Stored entries:
------------------------------------------------------------------------
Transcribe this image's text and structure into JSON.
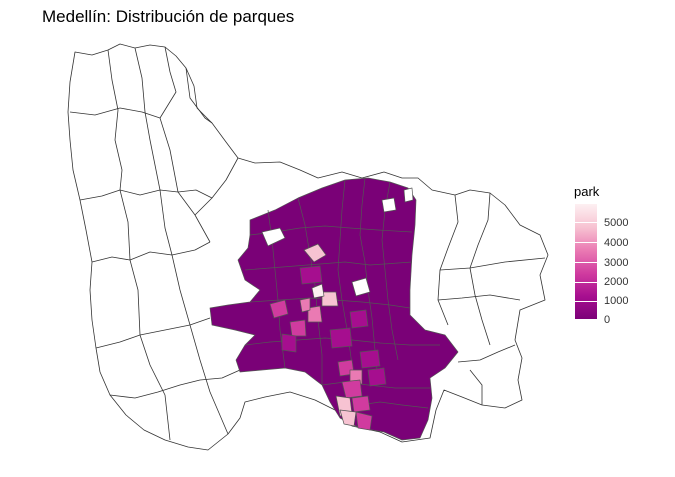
{
  "title": "Medellín: Distribución de parques",
  "legend": {
    "title": "park",
    "min": 0,
    "max": 5800,
    "breaks": [
      "5000",
      "4000",
      "3000",
      "2000",
      "1000",
      "0"
    ],
    "break_values": [
      5000,
      4000,
      3000,
      2000,
      1000,
      0
    ],
    "colors": [
      "#fdf0f2",
      "#f7c3d2",
      "#ea7ab3",
      "#d03b9f",
      "#a60e8f",
      "#7a0177"
    ]
  },
  "map": {
    "outline_color": "#333333",
    "urban_fill": "#7a0177",
    "rural_fill": "#ffffff"
  }
}
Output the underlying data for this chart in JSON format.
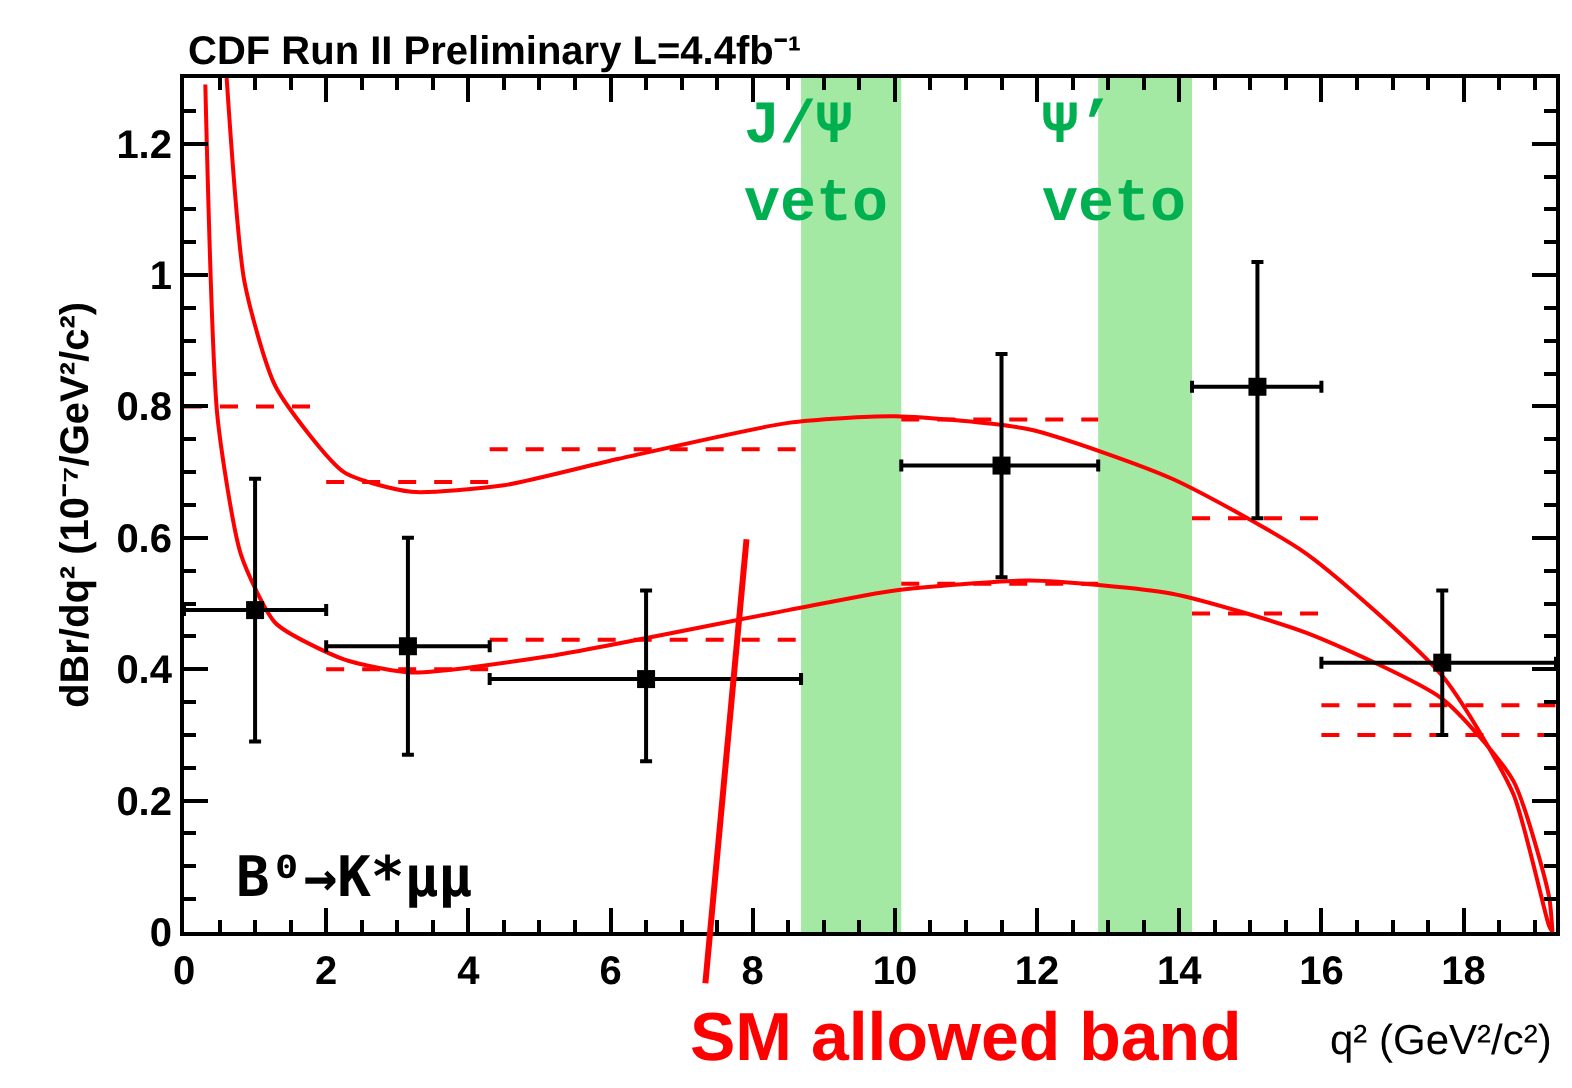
{
  "chart_data": {
    "type": "scatter",
    "title": "CDF Run II Preliminary L=4.4fb⁻¹",
    "xlabel": "q² (GeV²/c²)",
    "ylabel": "dBr/dq² (10⁻⁷/GeV²/c²)",
    "xlim": [
      0,
      19.3
    ],
    "ylim": [
      0,
      1.3
    ],
    "xticks": [
      0,
      2,
      4,
      6,
      8,
      10,
      12,
      14,
      16,
      18
    ],
    "yticks": [
      0,
      0.2,
      0.4,
      0.6,
      0.8,
      1,
      1.2
    ],
    "grid": false,
    "series": [
      {
        "type": "line",
        "color": "#ff0000",
        "line_style": "solid",
        "marker": "none",
        "x": [
          0.6,
          0.85,
          1.29,
          2.25,
          3.2,
          4.5,
          6.1,
          8.5,
          10,
          11.9,
          13.9,
          15.8,
          17.7,
          18.7,
          19.2,
          19.25
        ],
        "values": [
          1.3,
          0.99,
          0.83,
          0.7,
          0.67,
          0.68,
          0.72,
          0.775,
          0.785,
          0.765,
          0.69,
          0.575,
          0.39,
          0.21,
          0.01,
          0
        ]
      },
      {
        "type": "line",
        "color": "#ff0000",
        "line_style": "solid",
        "marker": "none",
        "x": [
          0.3,
          0.47,
          0.8,
          1.29,
          2.25,
          3.2,
          5.15,
          8.5,
          10,
          11.9,
          13.9,
          15.8,
          17.7,
          18.7,
          19.2,
          19.25
        ],
        "values": [
          1.29,
          0.785,
          0.575,
          0.47,
          0.415,
          0.395,
          0.42,
          0.49,
          0.52,
          0.535,
          0.515,
          0.455,
          0.355,
          0.23,
          0.055,
          0
        ]
      },
      {
        "type": "line",
        "color": "#ff0000",
        "line_style": "dashed",
        "marker": "none",
        "x": [
          0,
          2,
          2,
          4.3,
          4.3,
          8.68,
          10.09,
          12.86,
          14.18,
          16,
          16,
          19.3
        ],
        "values": [
          0.8,
          0.8,
          0.685,
          0.685,
          0.735,
          0.735,
          0.78,
          0.78,
          0.63,
          0.63,
          0.345,
          0.345
        ]
      },
      {
        "type": "line",
        "color": "#ff0000",
        "line_style": "dashed",
        "marker": "none",
        "x": [
          2,
          4.3,
          4.3,
          8.68,
          10.09,
          12.86,
          14.18,
          16,
          16,
          19.3
        ],
        "values": [
          0.4,
          0.4,
          0.445,
          0.445,
          0.53,
          0.53,
          0.485,
          0.485,
          0.3,
          0.3
        ]
      },
      {
        "color": "#000000",
        "marker": "square",
        "x": [
          1,
          3.15,
          6.5,
          11.5,
          15.1,
          17.7
        ],
        "values": [
          0.49,
          0.435,
          0.385,
          0.71,
          0.83,
          0.41
        ],
        "errors": [
          [
            0.29,
            0.69
          ],
          [
            0.27,
            0.6
          ],
          [
            0.26,
            0.52
          ],
          [
            0.54,
            0.88
          ],
          [
            0.63,
            1.02
          ],
          [
            0.3,
            0.52
          ]
        ],
        "xerrors": [
          [
            0,
            2
          ],
          [
            2,
            4.3
          ],
          [
            4.3,
            8.68
          ],
          [
            10.09,
            12.86
          ],
          [
            14.18,
            16
          ],
          [
            16,
            19.3
          ]
        ]
      }
    ],
    "bands": [
      {
        "axis": "x",
        "from": 8.68,
        "to": 10.09,
        "label": "J/Ψ veto",
        "color": "#33cc33"
      },
      {
        "axis": "x",
        "from": 12.86,
        "to": 14.18,
        "label": "Ψ’ veto",
        "color": "#33cc33"
      }
    ],
    "annotations": [
      "B⁰→K*μμ",
      "SM allowed band"
    ]
  }
}
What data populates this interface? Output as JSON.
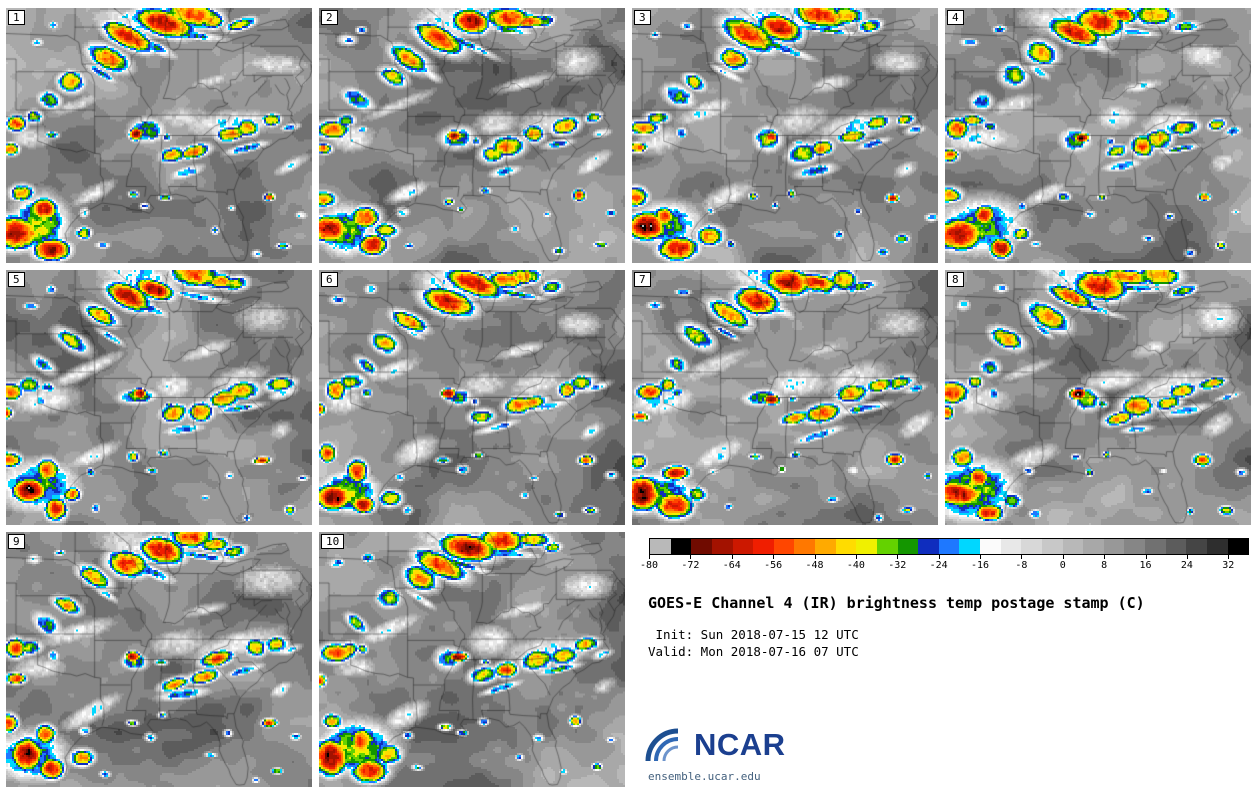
{
  "panels": [
    {
      "label": "1"
    },
    {
      "label": "2"
    },
    {
      "label": "3"
    },
    {
      "label": "4"
    },
    {
      "label": "5"
    },
    {
      "label": "6"
    },
    {
      "label": "7"
    },
    {
      "label": "8"
    },
    {
      "label": "9"
    },
    {
      "label": "10"
    }
  ],
  "colorbar": {
    "tmin": -80,
    "tmax": 36,
    "step": 4,
    "tick_labels": [
      "-80",
      "-72",
      "-64",
      "-56",
      "-48",
      "-40",
      "-32",
      "-24",
      "-16",
      "-8",
      "0",
      "8",
      "16",
      "24",
      "32"
    ],
    "colors": [
      "#b9b9b9",
      "#000000",
      "#700b00",
      "#a31200",
      "#cc1800",
      "#f01e00",
      "#ff4600",
      "#ff7800",
      "#ffaa00",
      "#ffdc00",
      "#f0f000",
      "#64d200",
      "#149600",
      "#0f2dbe",
      "#1e78ff",
      "#00d7ff",
      "#fbfbfb",
      "#e8e8e8",
      "#d8d8d8",
      "#c8c8c8",
      "#b8b8b8",
      "#a8a8a8",
      "#989898",
      "#868686",
      "#717171",
      "#5c5c5c",
      "#454545",
      "#2e2e2e",
      "#000000"
    ]
  },
  "info": {
    "title": "GOES-E Channel 4 (IR) brightness temp postage stamp (C)",
    "init_line": " Init: Sun 2018-07-15 12 UTC",
    "valid_line": "Valid: Mon 2018-07-16 07 UTC"
  },
  "logo": {
    "text": "NCAR",
    "url_text": "ensemble.ucar.edu",
    "accent": "#1d4f91",
    "text_color": "#1b3f8f"
  },
  "chart_data": {
    "type": "heatmap",
    "title": "GOES-E Channel 4 (IR) brightness temp postage stamp (C)",
    "panel_count": 10,
    "panel_labels": [
      "1",
      "2",
      "3",
      "4",
      "5",
      "6",
      "7",
      "8",
      "9",
      "10"
    ],
    "init": "Sun 2018-07-15 12 UTC",
    "valid": "Mon 2018-07-16 07 UTC",
    "colorbar_ticks": [
      -80,
      -72,
      -64,
      -56,
      -48,
      -40,
      -32,
      -24,
      -16,
      -8,
      0,
      8,
      16,
      24,
      32
    ],
    "colorbar_unit": "C",
    "legend_position": "bottom-right",
    "grid": {
      "cols": 4,
      "rows": 3
    }
  }
}
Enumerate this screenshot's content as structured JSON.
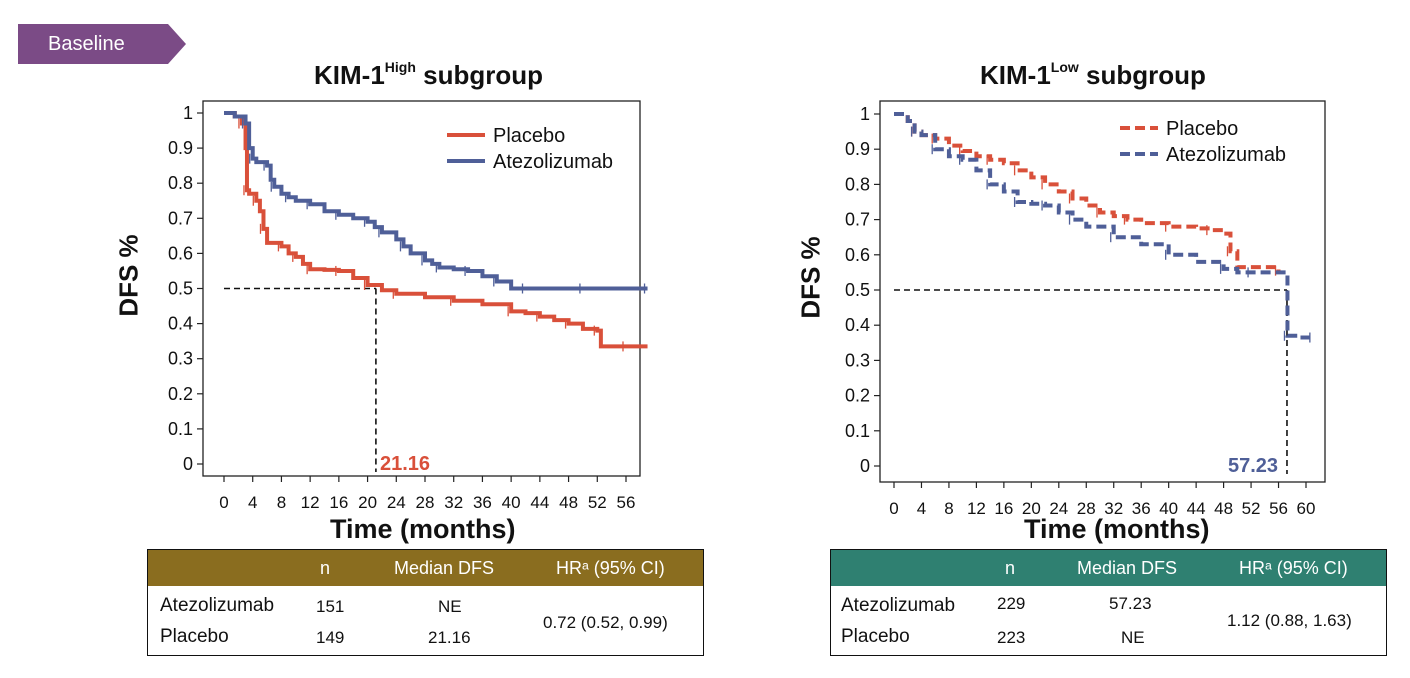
{
  "badge": {
    "label": "Baseline",
    "color": "#7B4B86"
  },
  "colors": {
    "placebo": "#D9503A",
    "atezolizumab": "#4F5F98"
  },
  "panels": [
    {
      "title_main": "KIM-1",
      "title_sup": "High",
      "title_rest": " subgroup",
      "ylabel": "DFS %",
      "xlabel": "Time (months)",
      "median_label": "21.16",
      "table": {
        "header_color": "#8A6D1F",
        "col_n": "n",
        "col_median": "Median DFS",
        "col_hr": "HRᵃ (95% CI)",
        "rows": [
          {
            "name": "Atezolizumab",
            "n": "151",
            "median": "NE"
          },
          {
            "name": "Placebo",
            "n": "149",
            "median": "21.16"
          }
        ],
        "hr": "0.72 (0.52, 0.99)"
      }
    },
    {
      "title_main": "KIM-1",
      "title_sup": "Low",
      "title_rest": " subgroup",
      "ylabel": "DFS %",
      "xlabel": "Time (months)",
      "median_label": "57.23",
      "table": {
        "header_color": "#2F8071",
        "col_n": "n",
        "col_median": "Median DFS",
        "col_hr": "HRᵃ (95% CI)",
        "rows": [
          {
            "name": "Atezolizumab",
            "n": "229",
            "median": "57.23"
          },
          {
            "name": "Placebo",
            "n": "223",
            "median": "NE"
          }
        ],
        "hr": "1.12 (0.88, 1.63)"
      }
    }
  ],
  "chart_data": [
    {
      "type": "line",
      "title": "KIM-1High subgroup",
      "xlabel": "Time (months)",
      "ylabel": "DFS %",
      "xlim": [
        0,
        59
      ],
      "ylim": [
        0,
        1
      ],
      "x_ticks": [
        "0",
        "4",
        "8",
        "12",
        "16",
        "20",
        "24",
        "28",
        "32",
        "36",
        "40",
        "44",
        "48",
        "52",
        "56"
      ],
      "y_ticks": [
        "0",
        "0.1",
        "0.2",
        "0.3",
        "0.4",
        "0.5",
        "0.6",
        "0.7",
        "0.8",
        "0.9",
        "1"
      ],
      "legend_position": "top-right",
      "line_style": "solid",
      "median_x": 21.16,
      "median_y": 0.5,
      "series": [
        {
          "name": "Placebo",
          "color": "#D9503A",
          "x": [
            0,
            1.5,
            2.5,
            3,
            3.2,
            3.5,
            4.5,
            5,
            5.5,
            6,
            8,
            9,
            10,
            11,
            12,
            14,
            16,
            18,
            20,
            22,
            24,
            28,
            32,
            36,
            40,
            42,
            44,
            46,
            48,
            50,
            52,
            52.5,
            56,
            59
          ],
          "y": [
            1.0,
            0.99,
            0.97,
            0.9,
            0.78,
            0.77,
            0.75,
            0.72,
            0.67,
            0.63,
            0.62,
            0.6,
            0.59,
            0.57,
            0.555,
            0.553,
            0.55,
            0.53,
            0.51,
            0.495,
            0.485,
            0.475,
            0.465,
            0.455,
            0.435,
            0.43,
            0.42,
            0.41,
            0.4,
            0.385,
            0.38,
            0.335,
            0.335,
            0.335
          ]
        },
        {
          "name": "Atezolizumab",
          "color": "#4F5F98",
          "x": [
            0,
            1.5,
            3,
            3.5,
            4,
            4.5,
            6,
            6.5,
            7,
            8,
            9,
            10,
            12,
            14,
            16,
            18,
            20,
            21,
            22,
            24,
            25,
            26,
            28,
            29,
            30,
            32,
            34,
            36,
            38,
            40,
            42,
            46,
            50,
            54,
            59
          ],
          "y": [
            1.0,
            0.99,
            0.97,
            0.9,
            0.87,
            0.86,
            0.85,
            0.81,
            0.79,
            0.77,
            0.76,
            0.75,
            0.74,
            0.72,
            0.71,
            0.7,
            0.69,
            0.675,
            0.66,
            0.64,
            0.62,
            0.6,
            0.58,
            0.57,
            0.56,
            0.555,
            0.55,
            0.535,
            0.52,
            0.5,
            0.5,
            0.5,
            0.5,
            0.5,
            0.5
          ]
        }
      ]
    },
    {
      "type": "line",
      "title": "KIM-1Low subgroup",
      "xlabel": "Time (months)",
      "ylabel": "DFS %",
      "xlim": [
        0,
        61
      ],
      "ylim": [
        0,
        1
      ],
      "x_ticks": [
        "0",
        "4",
        "8",
        "12",
        "16",
        "20",
        "24",
        "28",
        "32",
        "36",
        "40",
        "44",
        "48",
        "52",
        "56",
        "60"
      ],
      "y_ticks": [
        "0",
        "0.1",
        "0.2",
        "0.3",
        "0.4",
        "0.5",
        "0.6",
        "0.7",
        "0.8",
        "0.9",
        "1"
      ],
      "legend_position": "top-right",
      "line_style": "dashed",
      "median_x": 57.23,
      "median_y": 0.5,
      "series": [
        {
          "name": "Placebo",
          "color": "#D9503A",
          "x": [
            0,
            2,
            3,
            4,
            6,
            8,
            10,
            12,
            14,
            16,
            18,
            20,
            22,
            24,
            26,
            28,
            30,
            32,
            34,
            36,
            40,
            44,
            46,
            48,
            49,
            50,
            56
          ],
          "y": [
            1.0,
            0.98,
            0.95,
            0.94,
            0.93,
            0.91,
            0.895,
            0.88,
            0.87,
            0.86,
            0.84,
            0.82,
            0.8,
            0.78,
            0.76,
            0.74,
            0.72,
            0.71,
            0.7,
            0.69,
            0.68,
            0.675,
            0.67,
            0.66,
            0.61,
            0.565,
            0.555
          ]
        },
        {
          "name": "Atezolizumab",
          "color": "#4F5F98",
          "x": [
            0,
            2,
            3,
            4,
            6,
            8,
            10,
            12,
            14,
            16,
            18,
            20,
            22,
            24,
            26,
            28,
            32,
            36,
            40,
            44,
            48,
            50,
            52,
            57,
            57.3,
            59,
            61
          ],
          "y": [
            1.0,
            0.98,
            0.95,
            0.94,
            0.9,
            0.88,
            0.87,
            0.84,
            0.8,
            0.78,
            0.75,
            0.745,
            0.74,
            0.72,
            0.7,
            0.68,
            0.65,
            0.63,
            0.6,
            0.58,
            0.56,
            0.55,
            0.55,
            0.55,
            0.37,
            0.365,
            0.365
          ]
        }
      ]
    }
  ]
}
------------------------------------------------------------------------
Aim of the task: Using the listing above, list every line in which the string "this" occurs.

Written response:
Transcribe this image's text and structure into JSON.
Output the underlying data for this chart in JSON format.
What data populates this interface? Output as JSON.
Enumerate this screenshot's content as structured JSON.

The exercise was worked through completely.